### Task to carry out
From the listing below, extract each line containing the string "Kriegsdienst".

Saved entries:
= = = = = = =

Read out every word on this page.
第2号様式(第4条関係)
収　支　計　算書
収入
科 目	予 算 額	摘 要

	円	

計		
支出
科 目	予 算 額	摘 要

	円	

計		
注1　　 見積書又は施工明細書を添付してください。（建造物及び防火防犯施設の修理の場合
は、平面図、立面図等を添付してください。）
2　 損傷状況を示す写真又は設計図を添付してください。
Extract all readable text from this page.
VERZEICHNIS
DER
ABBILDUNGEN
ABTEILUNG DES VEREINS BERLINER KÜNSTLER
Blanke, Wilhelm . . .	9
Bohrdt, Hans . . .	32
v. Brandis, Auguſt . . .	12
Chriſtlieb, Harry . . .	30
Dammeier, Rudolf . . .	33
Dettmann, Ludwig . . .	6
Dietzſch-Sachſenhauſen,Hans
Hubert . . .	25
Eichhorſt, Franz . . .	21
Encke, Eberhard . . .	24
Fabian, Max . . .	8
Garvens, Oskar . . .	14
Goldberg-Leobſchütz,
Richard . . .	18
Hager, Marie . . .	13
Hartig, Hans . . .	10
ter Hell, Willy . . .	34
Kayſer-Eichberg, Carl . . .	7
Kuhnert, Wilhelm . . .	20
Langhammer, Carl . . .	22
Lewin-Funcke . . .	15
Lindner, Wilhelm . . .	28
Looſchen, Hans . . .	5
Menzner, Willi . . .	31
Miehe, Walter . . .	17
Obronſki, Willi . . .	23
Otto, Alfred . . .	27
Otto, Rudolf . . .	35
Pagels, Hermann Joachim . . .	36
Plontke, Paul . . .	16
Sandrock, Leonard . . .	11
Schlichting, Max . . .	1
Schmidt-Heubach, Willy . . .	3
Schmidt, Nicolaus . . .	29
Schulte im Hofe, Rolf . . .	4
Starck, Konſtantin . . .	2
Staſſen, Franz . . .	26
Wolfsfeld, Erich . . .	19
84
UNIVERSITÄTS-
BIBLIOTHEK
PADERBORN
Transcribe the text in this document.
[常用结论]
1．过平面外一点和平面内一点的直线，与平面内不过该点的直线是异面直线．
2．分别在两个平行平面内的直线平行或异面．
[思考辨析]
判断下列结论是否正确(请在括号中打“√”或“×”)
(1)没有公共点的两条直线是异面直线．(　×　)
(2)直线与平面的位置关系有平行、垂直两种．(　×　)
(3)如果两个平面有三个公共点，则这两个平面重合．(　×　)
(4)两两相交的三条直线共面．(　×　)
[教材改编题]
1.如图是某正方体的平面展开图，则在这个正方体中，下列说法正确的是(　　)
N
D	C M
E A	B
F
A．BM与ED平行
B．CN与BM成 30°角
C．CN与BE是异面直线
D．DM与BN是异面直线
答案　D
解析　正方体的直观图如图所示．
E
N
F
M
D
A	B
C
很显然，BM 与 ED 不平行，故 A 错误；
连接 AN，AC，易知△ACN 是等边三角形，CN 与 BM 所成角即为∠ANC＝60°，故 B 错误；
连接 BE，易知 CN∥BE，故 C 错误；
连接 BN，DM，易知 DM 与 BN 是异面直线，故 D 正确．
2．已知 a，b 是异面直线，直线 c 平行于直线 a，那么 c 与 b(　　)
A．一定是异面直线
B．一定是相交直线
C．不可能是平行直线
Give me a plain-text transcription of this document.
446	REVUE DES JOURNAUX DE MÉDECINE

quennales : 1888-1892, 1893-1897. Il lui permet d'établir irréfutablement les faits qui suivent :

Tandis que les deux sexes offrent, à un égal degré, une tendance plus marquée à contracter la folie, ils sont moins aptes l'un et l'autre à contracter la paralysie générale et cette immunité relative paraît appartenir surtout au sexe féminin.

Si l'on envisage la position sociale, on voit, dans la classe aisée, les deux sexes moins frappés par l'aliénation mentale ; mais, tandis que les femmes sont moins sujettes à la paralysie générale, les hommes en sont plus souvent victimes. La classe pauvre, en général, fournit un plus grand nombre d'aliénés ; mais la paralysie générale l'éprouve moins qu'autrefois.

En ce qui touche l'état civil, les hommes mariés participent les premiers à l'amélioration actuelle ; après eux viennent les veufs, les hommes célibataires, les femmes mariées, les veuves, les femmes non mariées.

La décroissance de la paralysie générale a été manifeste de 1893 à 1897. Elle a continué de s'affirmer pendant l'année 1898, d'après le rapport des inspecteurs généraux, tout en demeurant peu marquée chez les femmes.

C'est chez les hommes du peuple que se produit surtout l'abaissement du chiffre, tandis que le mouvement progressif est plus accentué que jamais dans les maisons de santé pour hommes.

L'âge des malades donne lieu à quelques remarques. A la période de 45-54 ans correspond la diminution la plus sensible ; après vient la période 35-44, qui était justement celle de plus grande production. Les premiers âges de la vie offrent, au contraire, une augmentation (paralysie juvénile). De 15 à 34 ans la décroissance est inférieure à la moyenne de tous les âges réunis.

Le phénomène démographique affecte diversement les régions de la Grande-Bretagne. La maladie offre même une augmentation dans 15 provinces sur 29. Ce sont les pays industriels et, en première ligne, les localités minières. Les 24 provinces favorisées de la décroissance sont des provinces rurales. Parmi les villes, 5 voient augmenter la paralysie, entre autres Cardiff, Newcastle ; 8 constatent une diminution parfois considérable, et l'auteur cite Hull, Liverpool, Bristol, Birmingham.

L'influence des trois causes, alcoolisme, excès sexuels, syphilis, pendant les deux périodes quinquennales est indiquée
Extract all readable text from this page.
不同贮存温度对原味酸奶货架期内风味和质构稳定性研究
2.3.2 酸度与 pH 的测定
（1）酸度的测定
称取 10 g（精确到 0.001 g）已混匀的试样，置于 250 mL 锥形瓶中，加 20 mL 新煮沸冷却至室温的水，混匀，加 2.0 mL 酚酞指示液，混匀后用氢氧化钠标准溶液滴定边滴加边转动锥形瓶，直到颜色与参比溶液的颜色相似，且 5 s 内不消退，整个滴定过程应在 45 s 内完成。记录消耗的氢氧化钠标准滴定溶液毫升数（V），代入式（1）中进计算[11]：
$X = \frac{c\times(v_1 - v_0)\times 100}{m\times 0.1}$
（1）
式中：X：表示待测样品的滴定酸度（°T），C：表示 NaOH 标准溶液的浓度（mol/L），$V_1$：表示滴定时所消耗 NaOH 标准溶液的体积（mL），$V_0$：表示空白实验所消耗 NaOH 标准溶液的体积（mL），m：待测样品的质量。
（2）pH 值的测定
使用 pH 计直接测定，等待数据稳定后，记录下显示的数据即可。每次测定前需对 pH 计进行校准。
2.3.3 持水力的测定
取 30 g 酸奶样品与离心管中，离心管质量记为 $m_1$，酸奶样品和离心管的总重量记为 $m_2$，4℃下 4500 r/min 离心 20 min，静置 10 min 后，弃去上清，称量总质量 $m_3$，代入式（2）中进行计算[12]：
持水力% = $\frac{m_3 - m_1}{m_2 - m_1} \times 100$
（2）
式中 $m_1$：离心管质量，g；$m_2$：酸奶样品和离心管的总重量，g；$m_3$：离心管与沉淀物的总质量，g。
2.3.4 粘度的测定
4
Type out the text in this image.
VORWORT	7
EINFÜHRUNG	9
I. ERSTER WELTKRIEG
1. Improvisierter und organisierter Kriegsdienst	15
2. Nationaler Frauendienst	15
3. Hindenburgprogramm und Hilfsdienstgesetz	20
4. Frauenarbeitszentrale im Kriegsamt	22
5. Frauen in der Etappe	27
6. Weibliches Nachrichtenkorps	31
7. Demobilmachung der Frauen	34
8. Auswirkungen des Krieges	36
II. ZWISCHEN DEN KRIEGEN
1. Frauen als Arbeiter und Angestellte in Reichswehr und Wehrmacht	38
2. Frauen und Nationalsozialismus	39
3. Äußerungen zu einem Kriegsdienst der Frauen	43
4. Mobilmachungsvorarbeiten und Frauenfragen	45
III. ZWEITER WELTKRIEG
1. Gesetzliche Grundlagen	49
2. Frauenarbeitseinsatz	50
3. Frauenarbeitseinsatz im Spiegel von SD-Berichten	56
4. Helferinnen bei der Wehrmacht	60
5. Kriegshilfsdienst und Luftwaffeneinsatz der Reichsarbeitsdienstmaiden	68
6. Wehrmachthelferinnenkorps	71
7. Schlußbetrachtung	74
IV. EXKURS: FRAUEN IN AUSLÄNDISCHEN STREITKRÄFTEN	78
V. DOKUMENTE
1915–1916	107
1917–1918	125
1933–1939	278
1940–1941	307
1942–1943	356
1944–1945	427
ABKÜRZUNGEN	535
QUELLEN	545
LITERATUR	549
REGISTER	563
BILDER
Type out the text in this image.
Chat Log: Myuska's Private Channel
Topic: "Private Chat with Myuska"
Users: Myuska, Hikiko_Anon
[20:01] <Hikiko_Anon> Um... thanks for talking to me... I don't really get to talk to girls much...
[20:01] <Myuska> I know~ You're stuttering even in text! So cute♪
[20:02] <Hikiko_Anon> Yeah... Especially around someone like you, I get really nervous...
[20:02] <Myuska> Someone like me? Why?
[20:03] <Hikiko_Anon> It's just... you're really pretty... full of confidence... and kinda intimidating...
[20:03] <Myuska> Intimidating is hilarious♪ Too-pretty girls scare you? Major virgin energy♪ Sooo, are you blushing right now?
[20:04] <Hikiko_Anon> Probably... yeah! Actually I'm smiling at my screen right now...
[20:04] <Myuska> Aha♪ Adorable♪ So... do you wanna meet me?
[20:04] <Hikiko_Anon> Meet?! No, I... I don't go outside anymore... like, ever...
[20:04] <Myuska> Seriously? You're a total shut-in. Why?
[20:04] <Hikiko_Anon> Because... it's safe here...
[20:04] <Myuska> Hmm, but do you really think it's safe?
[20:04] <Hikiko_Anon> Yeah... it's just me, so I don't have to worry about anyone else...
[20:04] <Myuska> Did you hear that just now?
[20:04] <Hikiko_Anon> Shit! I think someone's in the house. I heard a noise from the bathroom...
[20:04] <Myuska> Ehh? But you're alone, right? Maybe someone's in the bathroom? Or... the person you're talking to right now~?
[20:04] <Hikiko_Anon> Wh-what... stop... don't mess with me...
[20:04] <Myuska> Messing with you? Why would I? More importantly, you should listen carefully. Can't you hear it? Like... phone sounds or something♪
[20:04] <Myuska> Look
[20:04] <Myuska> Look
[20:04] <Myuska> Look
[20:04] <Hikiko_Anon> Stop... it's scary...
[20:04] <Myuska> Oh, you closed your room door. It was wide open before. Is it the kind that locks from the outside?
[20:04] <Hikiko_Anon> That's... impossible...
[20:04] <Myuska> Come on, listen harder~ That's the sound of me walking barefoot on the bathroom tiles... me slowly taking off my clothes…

= = = = = = =

### Correct output
1. Improvisierter und organisierter Kriegsdienst	15
3. Äußerungen zu einem Kriegsdienst der Frauen	43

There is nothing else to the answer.